====== DATA SHOWN

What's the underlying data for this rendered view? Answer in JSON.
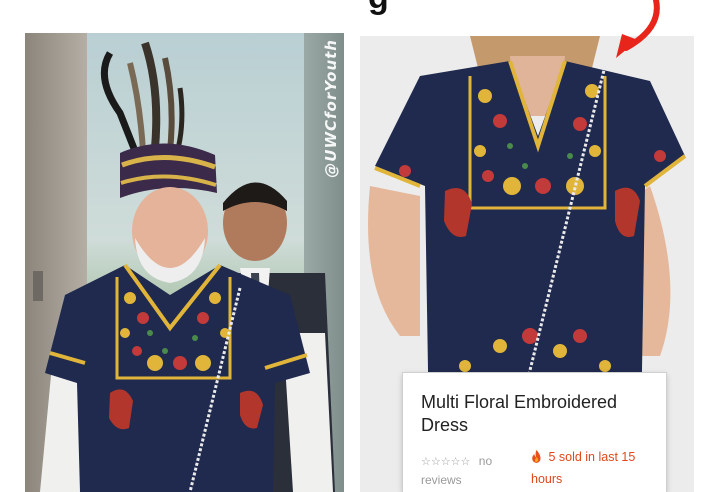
{
  "heading_fragment": "g",
  "left_photo": {
    "watermark": "@UWCforYouth"
  },
  "product": {
    "title": "Multi Floral Embroidered Dress",
    "rating_icon": "star-outline-icon",
    "stars": "☆☆☆☆☆",
    "reviews_word_1": "no",
    "reviews_word_2": "reviews",
    "sold_icon": "fire-icon",
    "sold_text": "5 sold in last 15 hours"
  },
  "colors": {
    "arrow": "#e8251b",
    "sold": "#e0481a",
    "garment_navy": "#1f2a4e",
    "embroidery_gold": "#e0b53a",
    "embroidery_red": "#c23a3a"
  }
}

============

■ WHAT YOU ARE ASKED TO DO: The listing above needs to be output again exactly. Don't include the pictures.

■ REPLY TO THE EXERCISE:
What's the underlying data for this rendered view? Answer in JSON.
{
  "heading_fragment": "g",
  "left_photo": {
    "watermark": "@UWCforYouth"
  },
  "product": {
    "title": "Multi Floral Embroidered Dress",
    "rating_icon": "star-outline-icon",
    "stars": "☆☆☆☆☆",
    "reviews_word_1": "no",
    "reviews_word_2": "reviews",
    "sold_icon": "fire-icon",
    "sold_text": "5 sold in last 15 hours"
  },
  "colors": {
    "arrow": "#e8251b",
    "sold": "#e0481a",
    "garment_navy": "#1f2a4e",
    "embroidery_gold": "#e0b53a",
    "embroidery_red": "#c23a3a"
  }
}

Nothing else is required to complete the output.